## Given entries

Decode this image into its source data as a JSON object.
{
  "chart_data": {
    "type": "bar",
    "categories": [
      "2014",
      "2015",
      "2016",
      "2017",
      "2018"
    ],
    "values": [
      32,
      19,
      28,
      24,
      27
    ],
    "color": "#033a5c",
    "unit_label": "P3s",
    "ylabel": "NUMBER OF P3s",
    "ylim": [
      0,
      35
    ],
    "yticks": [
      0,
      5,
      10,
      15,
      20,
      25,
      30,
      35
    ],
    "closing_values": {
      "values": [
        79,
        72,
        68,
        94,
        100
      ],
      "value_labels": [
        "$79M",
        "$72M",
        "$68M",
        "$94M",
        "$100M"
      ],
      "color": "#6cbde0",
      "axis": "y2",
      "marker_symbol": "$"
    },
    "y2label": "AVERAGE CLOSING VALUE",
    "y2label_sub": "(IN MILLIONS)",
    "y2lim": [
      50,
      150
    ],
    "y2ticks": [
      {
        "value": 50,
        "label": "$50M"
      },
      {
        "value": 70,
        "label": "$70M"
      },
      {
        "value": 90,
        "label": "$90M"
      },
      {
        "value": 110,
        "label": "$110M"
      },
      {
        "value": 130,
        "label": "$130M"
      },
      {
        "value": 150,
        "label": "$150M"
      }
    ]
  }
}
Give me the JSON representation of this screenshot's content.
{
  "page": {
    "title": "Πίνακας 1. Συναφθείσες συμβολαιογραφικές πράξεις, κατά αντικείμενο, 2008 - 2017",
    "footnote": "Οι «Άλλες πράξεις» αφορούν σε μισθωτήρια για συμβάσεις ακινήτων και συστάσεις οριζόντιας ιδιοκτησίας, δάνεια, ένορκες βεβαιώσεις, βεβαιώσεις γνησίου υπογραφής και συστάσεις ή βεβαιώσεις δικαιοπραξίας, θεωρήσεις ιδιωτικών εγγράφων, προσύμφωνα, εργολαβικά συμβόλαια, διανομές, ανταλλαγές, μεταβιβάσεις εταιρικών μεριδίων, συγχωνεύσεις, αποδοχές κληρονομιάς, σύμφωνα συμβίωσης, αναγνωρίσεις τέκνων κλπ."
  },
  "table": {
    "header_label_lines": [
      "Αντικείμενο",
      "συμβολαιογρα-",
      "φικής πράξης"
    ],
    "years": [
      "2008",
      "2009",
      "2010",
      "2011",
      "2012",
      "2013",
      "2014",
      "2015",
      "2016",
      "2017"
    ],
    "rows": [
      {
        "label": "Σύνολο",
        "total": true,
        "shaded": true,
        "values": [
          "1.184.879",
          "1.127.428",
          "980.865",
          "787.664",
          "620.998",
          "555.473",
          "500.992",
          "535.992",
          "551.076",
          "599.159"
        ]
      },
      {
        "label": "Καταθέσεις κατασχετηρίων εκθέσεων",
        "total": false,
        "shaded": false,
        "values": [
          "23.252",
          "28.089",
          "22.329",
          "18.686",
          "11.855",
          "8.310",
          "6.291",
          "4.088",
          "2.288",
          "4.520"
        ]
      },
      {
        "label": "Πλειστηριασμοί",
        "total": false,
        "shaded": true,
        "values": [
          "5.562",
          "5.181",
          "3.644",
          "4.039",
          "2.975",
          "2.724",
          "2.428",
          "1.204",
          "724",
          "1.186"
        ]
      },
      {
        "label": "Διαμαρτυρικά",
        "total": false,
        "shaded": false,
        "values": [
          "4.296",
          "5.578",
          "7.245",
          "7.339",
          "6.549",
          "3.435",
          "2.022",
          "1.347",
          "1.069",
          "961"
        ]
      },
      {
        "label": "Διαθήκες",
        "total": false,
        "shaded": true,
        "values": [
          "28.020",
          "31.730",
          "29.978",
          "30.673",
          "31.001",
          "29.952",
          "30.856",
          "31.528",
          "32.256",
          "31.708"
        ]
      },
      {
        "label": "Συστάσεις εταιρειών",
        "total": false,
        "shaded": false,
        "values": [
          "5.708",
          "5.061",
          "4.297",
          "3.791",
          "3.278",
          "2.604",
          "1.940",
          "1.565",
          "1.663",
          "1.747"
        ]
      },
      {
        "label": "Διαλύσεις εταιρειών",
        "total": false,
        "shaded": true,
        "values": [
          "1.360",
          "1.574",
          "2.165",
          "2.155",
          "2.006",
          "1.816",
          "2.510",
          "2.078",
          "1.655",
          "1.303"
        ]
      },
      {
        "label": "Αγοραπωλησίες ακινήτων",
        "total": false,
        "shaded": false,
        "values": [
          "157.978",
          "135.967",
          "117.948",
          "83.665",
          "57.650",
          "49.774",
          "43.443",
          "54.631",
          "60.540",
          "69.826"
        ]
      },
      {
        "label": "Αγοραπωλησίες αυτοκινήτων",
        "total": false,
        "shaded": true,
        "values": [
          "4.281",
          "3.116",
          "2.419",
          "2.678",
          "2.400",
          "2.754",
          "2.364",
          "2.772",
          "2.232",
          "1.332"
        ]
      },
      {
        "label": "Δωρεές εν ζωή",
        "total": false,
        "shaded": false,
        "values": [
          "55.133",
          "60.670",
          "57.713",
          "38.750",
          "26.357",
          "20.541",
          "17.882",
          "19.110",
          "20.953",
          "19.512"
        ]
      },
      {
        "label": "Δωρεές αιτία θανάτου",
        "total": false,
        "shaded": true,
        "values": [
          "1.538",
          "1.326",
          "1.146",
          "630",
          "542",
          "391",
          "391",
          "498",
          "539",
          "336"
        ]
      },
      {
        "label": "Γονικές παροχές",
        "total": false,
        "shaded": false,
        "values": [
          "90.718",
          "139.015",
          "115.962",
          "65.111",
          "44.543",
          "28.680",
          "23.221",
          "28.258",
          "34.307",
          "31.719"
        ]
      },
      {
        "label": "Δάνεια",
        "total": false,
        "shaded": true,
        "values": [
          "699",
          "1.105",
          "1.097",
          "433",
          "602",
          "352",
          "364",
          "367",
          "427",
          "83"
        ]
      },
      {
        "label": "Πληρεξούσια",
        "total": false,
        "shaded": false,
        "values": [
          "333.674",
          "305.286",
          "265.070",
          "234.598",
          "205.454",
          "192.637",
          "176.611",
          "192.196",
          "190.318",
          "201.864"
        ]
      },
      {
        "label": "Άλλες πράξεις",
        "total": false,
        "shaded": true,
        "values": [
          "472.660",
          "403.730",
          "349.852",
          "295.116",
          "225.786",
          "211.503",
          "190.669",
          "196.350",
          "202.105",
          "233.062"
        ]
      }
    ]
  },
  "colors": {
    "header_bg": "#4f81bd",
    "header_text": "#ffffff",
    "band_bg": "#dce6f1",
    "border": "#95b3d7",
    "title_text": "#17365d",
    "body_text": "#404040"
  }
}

## Set task
From the preceding material, extract every line exactly.

## Task solution
Decode this image into its source data as a JSON object.
{
  "chart_data": {
    "type": "bar",
    "categories": [
      "2014",
      "2015",
      "2016",
      "2017",
      "2018"
    ],
    "values": [
      32,
      19,
      28,
      24,
      27
    ],
    "color": "#033a5c",
    "unit_label": "P3s",
    "ylabel": "NUMBER OF P3s",
    "ylim": [
      0,
      35
    ],
    "yticks": [
      0,
      5,
      10,
      15,
      20,
      25,
      30,
      35
    ],
    "closing_values": {
      "values": [
        79,
        72,
        68,
        94,
        100
      ],
      "value_labels": [
        "$79M",
        "$72M",
        "$68M",
        "$94M",
        "$100M"
      ],
      "color": "#6cbde0",
      "axis": "y2",
      "marker_symbol": "$"
    },
    "y2label": "AVERAGE CLOSING VALUE",
    "y2label_sub": "(IN MILLIONS)",
    "y2lim": [
      50,
      150
    ],
    "y2ticks": [
      {
        "value": 50,
        "label": "$50M"
      },
      {
        "value": 70,
        "label": "$70M"
      },
      {
        "value": 90,
        "label": "$90M"
      },
      {
        "value": 110,
        "label": "$110M"
      },
      {
        "value": 130,
        "label": "$130M"
      },
      {
        "value": 150,
        "label": "$150M"
      }
    ]
  }
}
Give me the JSON representation of this screenshot's content.
{
  "page": {
    "title": "Πίνακας 1. Συναφθείσες συμβολαιογραφικές πράξεις, κατά αντικείμενο, 2008 - 2017",
    "footnote": "Οι «Άλλες πράξεις» αφορούν σε μισθωτήρια για συμβάσεις ακινήτων και συστάσεις οριζόντιας ιδιοκτησίας, δάνεια, ένορκες βεβαιώσεις, βεβαιώσεις γνησίου υπογραφής και συστάσεις ή βεβαιώσεις δικαιοπραξίας, θεωρήσεις ιδιωτικών εγγράφων, προσύμφωνα, εργολαβικά συμβόλαια, διανομές, ανταλλαγές, μεταβιβάσεις εταιρικών μεριδίων, συγχωνεύσεις, αποδοχές κληρονομιάς, σύμφωνα συμβίωσης, αναγνωρίσεις τέκνων κλπ."
  },
  "table": {
    "header_label_lines": [
      "Αντικείμενο",
      "συμβολαιογρα-",
      "φικής πράξης"
    ],
    "years": [
      "2008",
      "2009",
      "2010",
      "2011",
      "2012",
      "2013",
      "2014",
      "2015",
      "2016",
      "2017"
    ],
    "rows": [
      {
        "label": "Σύνολο",
        "total": true,
        "shaded": true,
        "values": [
          "1.184.879",
          "1.127.428",
          "980.865",
          "787.664",
          "620.998",
          "555.473",
          "500.992",
          "535.992",
          "551.076",
          "599.159"
        ]
      },
      {
        "label": "Καταθέσεις κατασχετηρίων εκθέσεων",
        "total": false,
        "shaded": false,
        "values": [
          "23.252",
          "28.089",
          "22.329",
          "18.686",
          "11.855",
          "8.310",
          "6.291",
          "4.088",
          "2.288",
          "4.520"
        ]
      },
      {
        "label": "Πλειστηριασμοί",
        "total": false,
        "shaded": true,
        "values": [
          "5.562",
          "5.181",
          "3.644",
          "4.039",
          "2.975",
          "2.724",
          "2.428",
          "1.204",
          "724",
          "1.186"
        ]
      },
      {
        "label": "Διαμαρτυρικά",
        "total": false,
        "shaded": false,
        "values": [
          "4.296",
          "5.578",
          "7.245",
          "7.339",
          "6.549",
          "3.435",
          "2.022",
          "1.347",
          "1.069",
          "961"
        ]
      },
      {
        "label": "Διαθήκες",
        "total": false,
        "shaded": true,
        "values": [
          "28.020",
          "31.730",
          "29.978",
          "30.673",
          "31.001",
          "29.952",
          "30.856",
          "31.528",
          "32.256",
          "31.708"
        ]
      },
      {
        "label": "Συστάσεις εταιρειών",
        "total": false,
        "shaded": false,
        "values": [
          "5.708",
          "5.061",
          "4.297",
          "3.791",
          "3.278",
          "2.604",
          "1.940",
          "1.565",
          "1.663",
          "1.747"
        ]
      },
      {
        "label": "Διαλύσεις εταιρειών",
        "total": false,
        "shaded": true,
        "values": [
          "1.360",
          "1.574",
          "2.165",
          "2.155",
          "2.006",
          "1.816",
          "2.510",
          "2.078",
          "1.655",
          "1.303"
        ]
      },
      {
        "label": "Αγοραπωλησίες ακινήτων",
        "total": false,
        "shaded": false,
        "values": [
          "157.978",
          "135.967",
          "117.948",
          "83.665",
          "57.650",
          "49.774",
          "43.443",
          "54.631",
          "60.540",
          "69.826"
        ]
      },
      {
        "label": "Αγοραπωλησίες αυτοκινήτων",
        "total": false,
        "shaded": true,
        "values": [
          "4.281",
          "3.116",
          "2.419",
          "2.678",
          "2.400",
          "2.754",
          "2.364",
          "2.772",
          "2.232",
          "1.332"
        ]
      },
      {
        "label": "Δωρεές εν ζωή",
        "total": false,
        "shaded": false,
        "values": [
          "55.133",
          "60.670",
          "57.713",
          "38.750",
          "26.357",
          "20.541",
          "17.882",
          "19.110",
          "20.953",
          "19.512"
        ]
      },
      {
        "label": "Δωρεές αιτία θανάτου",
        "total": false,
        "shaded": true,
        "values": [
          "1.538",
          "1.326",
          "1.146",
          "630",
          "542",
          "391",
          "391",
          "498",
          "539",
          "336"
        ]
      },
      {
        "label": "Γονικές παροχές",
        "total": false,
        "shaded": false,
        "values": [
          "90.718",
          "139.015",
          "115.962",
          "65.111",
          "44.543",
          "28.680",
          "23.221",
          "28.258",
          "34.307",
          "31.719"
        ]
      },
      {
        "label": "Δάνεια",
        "total": false,
        "shaded": true,
        "values": [
          "699",
          "1.105",
          "1.097",
          "433",
          "602",
          "352",
          "364",
          "367",
          "427",
          "83"
        ]
      },
      {
        "label": "Πληρεξούσια",
        "total": false,
        "shaded": false,
        "values": [
          "333.674",
          "305.286",
          "265.070",
          "234.598",
          "205.454",
          "192.637",
          "176.611",
          "192.196",
          "190.318",
          "201.864"
        ]
      },
      {
        "label": "Άλλες πράξεις",
        "total": false,
        "shaded": true,
        "values": [
          "472.660",
          "403.730",
          "349.852",
          "295.116",
          "225.786",
          "211.503",
          "190.669",
          "196.350",
          "202.105",
          "233.062"
        ]
      }
    ]
  },
  "colors": {
    "header_bg": "#4f81bd",
    "header_text": "#ffffff",
    "band_bg": "#dce6f1",
    "border": "#95b3d7",
    "title_text": "#17365d",
    "body_text": "#404040"
  }
}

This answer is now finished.